Find the lines containing "left" and say how many there are, with no other words.

** BEGIN SOURCE MATERIAL **

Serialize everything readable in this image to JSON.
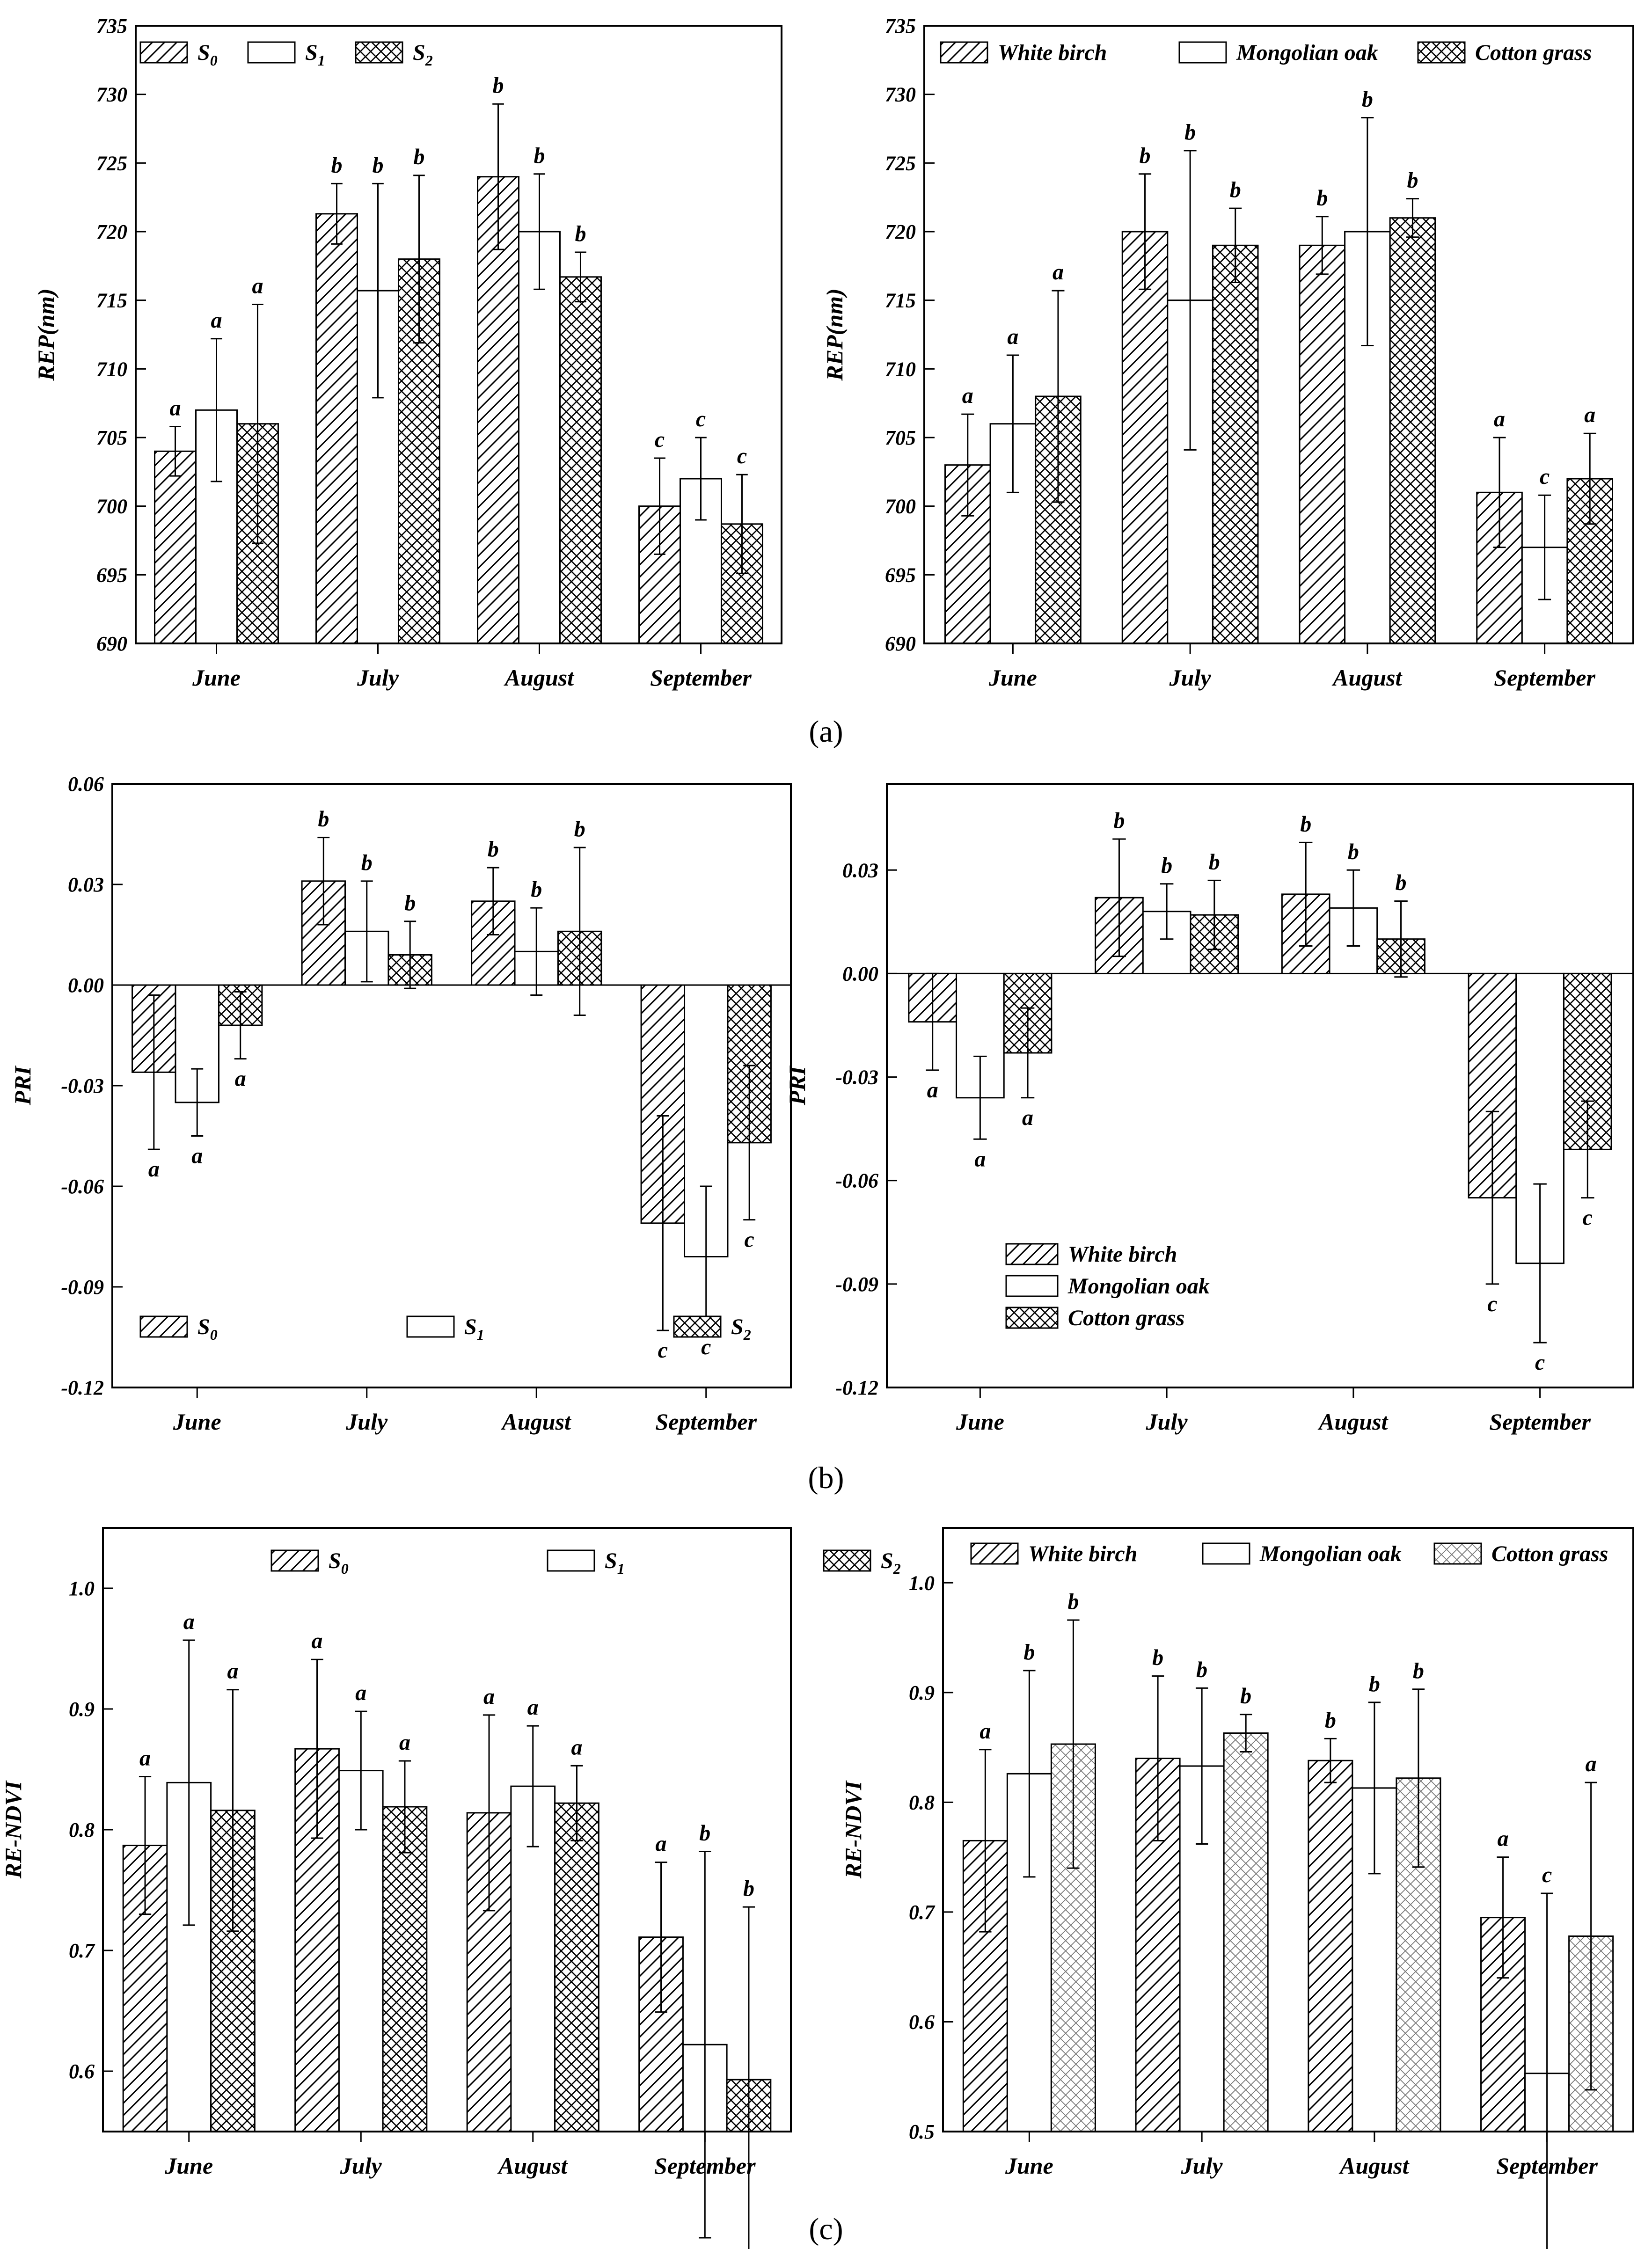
{
  "panel_labels": [
    "(a)",
    "(b)",
    "(c)"
  ],
  "legend_treatments": {
    "s0": "S",
    "s0_sub": "0",
    "s1": "S",
    "s1_sub": "1",
    "s2": "S",
    "s2_sub": "2"
  },
  "legend_species": [
    "White birch",
    "Mongolian oak",
    "Cotton grass"
  ],
  "chart_data": [
    {
      "id": "a-left",
      "type": "bar",
      "ylabel": "REP(nm)",
      "xlabel": "",
      "categories": [
        "June",
        "July",
        "August",
        "September"
      ],
      "ylim": [
        690,
        735
      ],
      "yticks": [
        690,
        695,
        700,
        705,
        710,
        715,
        720,
        725,
        730,
        735
      ],
      "ytick_labels": [
        "690",
        "695",
        "700",
        "705",
        "710",
        "715",
        "720",
        "725",
        "730",
        "735"
      ],
      "legend": "treatments",
      "legend_position": "top-left",
      "series": [
        {
          "name": "S0",
          "pattern": "hatch",
          "values": [
            704,
            721.3,
            724,
            700
          ],
          "errors": [
            1.8,
            2.2,
            5.3,
            3.5
          ],
          "letters": [
            "a",
            "b",
            "b",
            "c"
          ]
        },
        {
          "name": "S1",
          "pattern": "blank",
          "values": [
            707,
            715.7,
            720,
            702
          ],
          "errors": [
            5.2,
            7.8,
            4.2,
            3.0
          ],
          "letters": [
            "a",
            "b",
            "b",
            "c"
          ]
        },
        {
          "name": "S2",
          "pattern": "cross",
          "values": [
            706,
            718,
            716.7,
            698.7
          ],
          "errors": [
            8.7,
            6.1,
            1.8,
            3.6
          ],
          "letters": [
            "a",
            "b",
            "b",
            "c"
          ]
        }
      ]
    },
    {
      "id": "a-right",
      "type": "bar",
      "ylabel": "REP(nm)",
      "xlabel": "",
      "categories": [
        "June",
        "July",
        "August",
        "September"
      ],
      "ylim": [
        690,
        735
      ],
      "yticks": [
        690,
        695,
        700,
        705,
        710,
        715,
        720,
        725,
        730,
        735
      ],
      "ytick_labels": [
        "690",
        "695",
        "700",
        "705",
        "710",
        "715",
        "720",
        "725",
        "730",
        "735"
      ],
      "legend": "species",
      "legend_position": "top",
      "series": [
        {
          "name": "White birch",
          "pattern": "hatch",
          "values": [
            703,
            720,
            719,
            701
          ],
          "errors": [
            3.7,
            4.2,
            2.1,
            4.0
          ],
          "letters": [
            "a",
            "b",
            "b",
            "a"
          ]
        },
        {
          "name": "Mongolian oak",
          "pattern": "blank",
          "values": [
            706,
            715,
            720,
            697
          ],
          "errors": [
            5.0,
            10.9,
            8.3,
            3.8
          ],
          "letters": [
            "a",
            "b",
            "b",
            "c"
          ]
        },
        {
          "name": "Cotton grass",
          "pattern": "cross",
          "values": [
            708,
            719,
            721,
            702
          ],
          "errors": [
            7.7,
            2.7,
            1.4,
            3.3
          ],
          "letters": [
            "a",
            "b",
            "b",
            "a"
          ]
        }
      ]
    },
    {
      "id": "b-left",
      "type": "bar",
      "ylabel": "PRI",
      "xlabel": "",
      "categories": [
        "June",
        "July",
        "August",
        "September"
      ],
      "ylim": [
        -0.12,
        0.06
      ],
      "yticks": [
        -0.12,
        -0.09,
        -0.06,
        -0.03,
        0.0,
        0.03,
        0.06
      ],
      "ytick_labels": [
        "-0.12",
        "-0.09",
        "-0.06",
        "-0.03",
        "0.00",
        "0.03",
        "0.06"
      ],
      "legend": "treatments",
      "legend_position": "bottom-left",
      "series": [
        {
          "name": "S0",
          "pattern": "hatch",
          "values": [
            -0.026,
            0.031,
            0.025,
            -0.071
          ],
          "errors": [
            0.023,
            0.013,
            0.01,
            0.032
          ],
          "letters": [
            "a",
            "b",
            "b",
            "c"
          ]
        },
        {
          "name": "S1",
          "pattern": "blank",
          "values": [
            -0.035,
            0.016,
            0.01,
            -0.081
          ],
          "errors": [
            0.01,
            0.015,
            0.013,
            0.021
          ],
          "letters": [
            "a",
            "b",
            "b",
            "c"
          ]
        },
        {
          "name": "S2",
          "pattern": "cross",
          "values": [
            -0.012,
            0.009,
            0.016,
            -0.047
          ],
          "errors": [
            0.01,
            0.01,
            0.025,
            0.023
          ],
          "letters": [
            "a",
            "b",
            "b",
            "c"
          ]
        }
      ]
    },
    {
      "id": "b-right",
      "type": "bar",
      "ylabel": "PRI",
      "xlabel": "",
      "categories": [
        "June",
        "July",
        "August",
        "September"
      ],
      "ylim": [
        -0.12,
        0.055
      ],
      "yticks": [
        -0.12,
        -0.09,
        -0.06,
        -0.03,
        0.0,
        0.03
      ],
      "ytick_labels": [
        "-0.12",
        "-0.09",
        "-0.06",
        "-0.03",
        "0.00",
        "0.03"
      ],
      "legend": "species-vertical",
      "legend_position": "bottom-left",
      "series": [
        {
          "name": "White birch",
          "pattern": "hatch",
          "values": [
            -0.014,
            0.022,
            0.023,
            -0.065
          ],
          "errors": [
            0.014,
            0.017,
            0.015,
            0.025
          ],
          "letters": [
            "a",
            "b",
            "b",
            "c"
          ]
        },
        {
          "name": "Mongolian oak",
          "pattern": "blank",
          "values": [
            -0.036,
            0.018,
            0.019,
            -0.084
          ],
          "errors": [
            0.012,
            0.008,
            0.011,
            0.023
          ],
          "letters": [
            "a",
            "b",
            "b",
            "c"
          ]
        },
        {
          "name": "Cotton grass",
          "pattern": "cross",
          "values": [
            -0.023,
            0.017,
            0.01,
            -0.051
          ],
          "errors": [
            0.013,
            0.01,
            0.011,
            0.014
          ],
          "letters": [
            "a",
            "b",
            "b",
            "c"
          ]
        }
      ]
    },
    {
      "id": "c-left",
      "type": "bar",
      "ylabel": "RE-NDVI",
      "xlabel": "",
      "categories": [
        "June",
        "July",
        "August",
        "September"
      ],
      "ylim": [
        0.55,
        1.05
      ],
      "yticks": [
        0.6,
        0.7,
        0.8,
        0.9,
        1.0
      ],
      "ytick_labels": [
        "0.6",
        "0.7",
        "0.8",
        "0.9",
        "1.0"
      ],
      "legend": "treatments",
      "legend_position": "top",
      "series": [
        {
          "name": "S0",
          "pattern": "hatch",
          "values": [
            0.787,
            0.867,
            0.814,
            0.711
          ],
          "errors": [
            0.057,
            0.074,
            0.081,
            0.062
          ],
          "letters": [
            "a",
            "a",
            "a",
            "a"
          ]
        },
        {
          "name": "S1",
          "pattern": "blank",
          "values": [
            0.839,
            0.849,
            0.836,
            0.622
          ],
          "errors": [
            0.118,
            0.049,
            0.05,
            0.16
          ],
          "letters": [
            "a",
            "a",
            "a",
            "b"
          ]
        },
        {
          "name": "S2",
          "pattern": "cross",
          "values": [
            0.816,
            0.819,
            0.822,
            0.593
          ],
          "errors": [
            0.1,
            0.038,
            0.031,
            0.143
          ],
          "letters": [
            "a",
            "a",
            "a",
            "b"
          ]
        }
      ]
    },
    {
      "id": "c-right",
      "type": "bar",
      "ylabel": "RE-NDVI",
      "xlabel": "",
      "categories": [
        "June",
        "July",
        "August",
        "September"
      ],
      "ylim": [
        0.5,
        1.05
      ],
      "yticks": [
        0.5,
        0.6,
        0.7,
        0.8,
        0.9,
        1.0
      ],
      "ytick_labels": [
        "0.5",
        "0.6",
        "0.7",
        "0.8",
        "0.9",
        "1.0"
      ],
      "legend": "species",
      "legend_position": "top",
      "series": [
        {
          "name": "White birch",
          "pattern": "hatch",
          "values": [
            0.765,
            0.84,
            0.838,
            0.695
          ],
          "errors": [
            0.083,
            0.075,
            0.02,
            0.055
          ],
          "letters": [
            "a",
            "b",
            "b",
            "a"
          ]
        },
        {
          "name": "Mongolian oak",
          "pattern": "blank",
          "values": [
            0.826,
            0.833,
            0.813,
            0.553
          ],
          "errors": [
            0.094,
            0.071,
            0.078,
            0.164
          ],
          "letters": [
            "b",
            "b",
            "b",
            "c"
          ]
        },
        {
          "name": "Cotton grass",
          "pattern": "lightcross",
          "values": [
            0.853,
            0.863,
            0.822,
            0.678
          ],
          "errors": [
            0.113,
            0.017,
            0.081,
            0.14
          ],
          "letters": [
            "b",
            "b",
            "b",
            "a"
          ]
        }
      ]
    }
  ]
}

** END SOURCE MATERIAL **

### ANSWER FOR THIS EXERCISE
6